◆ **Set problem**
Reproduce all the material exactly, minus any pictures it holds.
──────── The data ────────
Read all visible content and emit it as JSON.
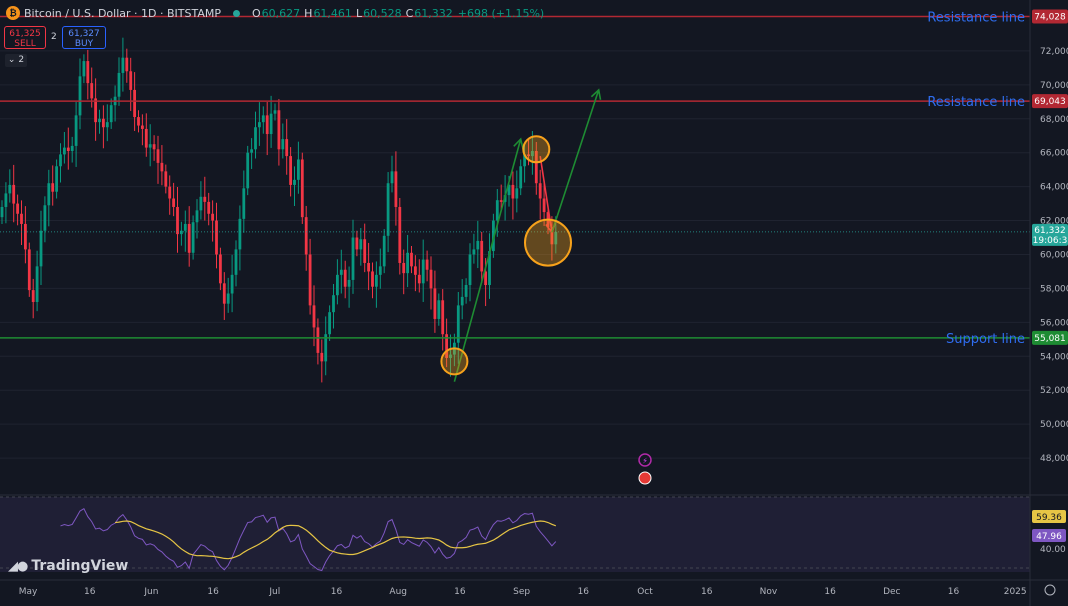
{
  "header": {
    "title": "Bitcoin / U.S. Dollar · 1D · BITSTAMP",
    "o_label": "O",
    "o_value": "60,627",
    "h_label": "H",
    "h_value": "61,461",
    "l_label": "L",
    "l_value": "60,528",
    "c_label": "C",
    "c_value": "61,332",
    "change": "+698 (+1.15%)"
  },
  "trade": {
    "sell_price": "61,325",
    "sell_label": "SELL",
    "spread": "2",
    "buy_price": "61,327",
    "buy_label": "BUY"
  },
  "indicator_toggle": "2",
  "branding": "TradingView",
  "colors": {
    "up": "#089981",
    "down": "#f23645",
    "resistance": "#b22833",
    "support": "#1e8c33",
    "accent": "#2962ff",
    "rsi": "#7e57c2",
    "rsi_ma": "#e6c545",
    "marker": "#f7a21b"
  },
  "chart_data": {
    "type": "candlestick",
    "symbol": "BTCUSD",
    "interval": "1D",
    "exchange": "BITSTAMP",
    "ylim": [
      46000,
      75000
    ],
    "y_ticks": [
      "48,000",
      "50,000",
      "52,000",
      "54,000",
      "56,000",
      "58,000",
      "60,000",
      "62,000",
      "64,000",
      "66,000",
      "68,000",
      "70,000",
      "72,000"
    ],
    "x_ticks": [
      "May",
      "16",
      "Jun",
      "16",
      "Jul",
      "16",
      "Aug",
      "16",
      "Sep",
      "16",
      "Oct",
      "16",
      "Nov",
      "16",
      "Dec",
      "16",
      "2025"
    ],
    "horizontal_lines": [
      {
        "label": "Resistance line",
        "price": 74028,
        "price_label": "74,028",
        "color": "#b22833"
      },
      {
        "label": "Resistance line",
        "price": 69043,
        "price_label": "69,043",
        "color": "#b22833"
      },
      {
        "label": "Support line",
        "price": 55081,
        "price_label": "55,081",
        "color": "#1e8c33"
      }
    ],
    "last_price": {
      "price": 61332,
      "label": "61,332",
      "countdown": "19:06:3"
    },
    "closes": [
      62800,
      63600,
      64100,
      63000,
      62400,
      61800,
      60300,
      57900,
      57200,
      59300,
      61400,
      62900,
      64200,
      63700,
      65200,
      65900,
      66300,
      66100,
      66400,
      68200,
      70500,
      71400,
      70100,
      69200,
      67800,
      68000,
      67500,
      67800,
      68800,
      69300,
      70700,
      71600,
      70800,
      69700,
      68100,
      67600,
      67400,
      66300,
      66500,
      66200,
      65400,
      64900,
      64000,
      63300,
      62800,
      61200,
      61400,
      61800,
      60100,
      61900,
      62600,
      63400,
      63100,
      62400,
      62000,
      60000,
      58300,
      57100,
      57700,
      58800,
      60300,
      62100,
      63900,
      66000,
      66200,
      67500,
      67800,
      68200,
      67100,
      68300,
      68500,
      66200,
      66800,
      65800,
      64100,
      64400,
      65600,
      62200,
      60000,
      57000,
      55700,
      54200,
      53700,
      55300,
      56600,
      57600,
      58800,
      59100,
      58100,
      58500,
      61000,
      60300,
      60900,
      59500,
      59000,
      58100,
      58800,
      59300,
      61100,
      64200,
      64900,
      62800,
      59500,
      58900,
      60100,
      59300,
      58800,
      58300,
      59700,
      59100,
      58000,
      56200,
      57300,
      55300,
      53900,
      54100,
      54800,
      57000,
      57500,
      58200,
      60000,
      60300,
      60800,
      59000,
      58200,
      60200,
      62000,
      63200,
      63100,
      63500,
      64100,
      63300,
      63900,
      65200,
      65900,
      65800,
      66100,
      64200,
      63300,
      62500,
      61600,
      60600,
      61332
    ]
  },
  "rsi": {
    "ylim": [
      0,
      100
    ],
    "ma_value": "59.36",
    "rsi_value": "47.96",
    "level_label": "40.00",
    "ma_period": 14,
    "rsi_period": 14
  },
  "annotations": {
    "circles": [
      {
        "date_index": 116,
        "price": 53700
      },
      {
        "date_index": 137,
        "price": 66200
      },
      {
        "date_index": 140,
        "price": 60700
      }
    ],
    "arrows": [
      {
        "color": "#1e8c33",
        "from": [
          116,
          52500
        ],
        "to": [
          133,
          66800
        ]
      },
      {
        "color": "#f23645",
        "from": [
          138,
          65800
        ],
        "to": [
          141,
          61300
        ]
      },
      {
        "color": "#1e8c33",
        "from": [
          141,
          61300
        ],
        "to": [
          153,
          69700
        ]
      }
    ]
  }
}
────────
◆ **Full output**
Read all visible content and emit it as JSON.
{
  "header": {
    "title": "Bitcoin / U.S. Dollar · 1D · BITSTAMP",
    "o_label": "O",
    "o_value": "60,627",
    "h_label": "H",
    "h_value": "61,461",
    "l_label": "L",
    "l_value": "60,528",
    "c_label": "C",
    "c_value": "61,332",
    "change": "+698 (+1.15%)"
  },
  "trade": {
    "sell_price": "61,325",
    "sell_label": "SELL",
    "spread": "2",
    "buy_price": "61,327",
    "buy_label": "BUY"
  },
  "indicator_toggle": "2",
  "branding": "TradingView",
  "colors": {
    "up": "#089981",
    "down": "#f23645",
    "resistance": "#b22833",
    "support": "#1e8c33",
    "accent": "#2962ff",
    "rsi": "#7e57c2",
    "rsi_ma": "#e6c545",
    "marker": "#f7a21b"
  },
  "chart_data": {
    "type": "candlestick",
    "symbol": "BTCUSD",
    "interval": "1D",
    "exchange": "BITSTAMP",
    "ylim": [
      46000,
      75000
    ],
    "y_ticks": [
      "48,000",
      "50,000",
      "52,000",
      "54,000",
      "56,000",
      "58,000",
      "60,000",
      "62,000",
      "64,000",
      "66,000",
      "68,000",
      "70,000",
      "72,000"
    ],
    "x_ticks": [
      "May",
      "16",
      "Jun",
      "16",
      "Jul",
      "16",
      "Aug",
      "16",
      "Sep",
      "16",
      "Oct",
      "16",
      "Nov",
      "16",
      "Dec",
      "16",
      "2025"
    ],
    "horizontal_lines": [
      {
        "label": "Resistance line",
        "price": 74028,
        "price_label": "74,028",
        "color": "#b22833"
      },
      {
        "label": "Resistance line",
        "price": 69043,
        "price_label": "69,043",
        "color": "#b22833"
      },
      {
        "label": "Support line",
        "price": 55081,
        "price_label": "55,081",
        "color": "#1e8c33"
      }
    ],
    "last_price": {
      "price": 61332,
      "label": "61,332",
      "countdown": "19:06:3"
    },
    "closes": [
      62800,
      63600,
      64100,
      63000,
      62400,
      61800,
      60300,
      57900,
      57200,
      59300,
      61400,
      62900,
      64200,
      63700,
      65200,
      65900,
      66300,
      66100,
      66400,
      68200,
      70500,
      71400,
      70100,
      69200,
      67800,
      68000,
      67500,
      67800,
      68800,
      69300,
      70700,
      71600,
      70800,
      69700,
      68100,
      67600,
      67400,
      66300,
      66500,
      66200,
      65400,
      64900,
      64000,
      63300,
      62800,
      61200,
      61400,
      61800,
      60100,
      61900,
      62600,
      63400,
      63100,
      62400,
      62000,
      60000,
      58300,
      57100,
      57700,
      58800,
      60300,
      62100,
      63900,
      66000,
      66200,
      67500,
      67800,
      68200,
      67100,
      68300,
      68500,
      66200,
      66800,
      65800,
      64100,
      64400,
      65600,
      62200,
      60000,
      57000,
      55700,
      54200,
      53700,
      55300,
      56600,
      57600,
      58800,
      59100,
      58100,
      58500,
      61000,
      60300,
      60900,
      59500,
      59000,
      58100,
      58800,
      59300,
      61100,
      64200,
      64900,
      62800,
      59500,
      58900,
      60100,
      59300,
      58800,
      58300,
      59700,
      59100,
      58000,
      56200,
      57300,
      55300,
      53900,
      54100,
      54800,
      57000,
      57500,
      58200,
      60000,
      60300,
      60800,
      59000,
      58200,
      60200,
      62000,
      63200,
      63100,
      63500,
      64100,
      63300,
      63900,
      65200,
      65900,
      65800,
      66100,
      64200,
      63300,
      62500,
      61600,
      60600,
      61332
    ]
  },
  "rsi": {
    "ylim": [
      0,
      100
    ],
    "ma_value": "59.36",
    "rsi_value": "47.96",
    "level_label": "40.00",
    "ma_period": 14,
    "rsi_period": 14
  },
  "annotations": {
    "circles": [
      {
        "date_index": 116,
        "price": 53700
      },
      {
        "date_index": 137,
        "price": 66200
      },
      {
        "date_index": 140,
        "price": 60700
      }
    ],
    "arrows": [
      {
        "color": "#1e8c33",
        "from": [
          116,
          52500
        ],
        "to": [
          133,
          66800
        ]
      },
      {
        "color": "#f23645",
        "from": [
          138,
          65800
        ],
        "to": [
          141,
          61300
        ]
      },
      {
        "color": "#1e8c33",
        "from": [
          141,
          61300
        ],
        "to": [
          153,
          69700
        ]
      }
    ]
  }
}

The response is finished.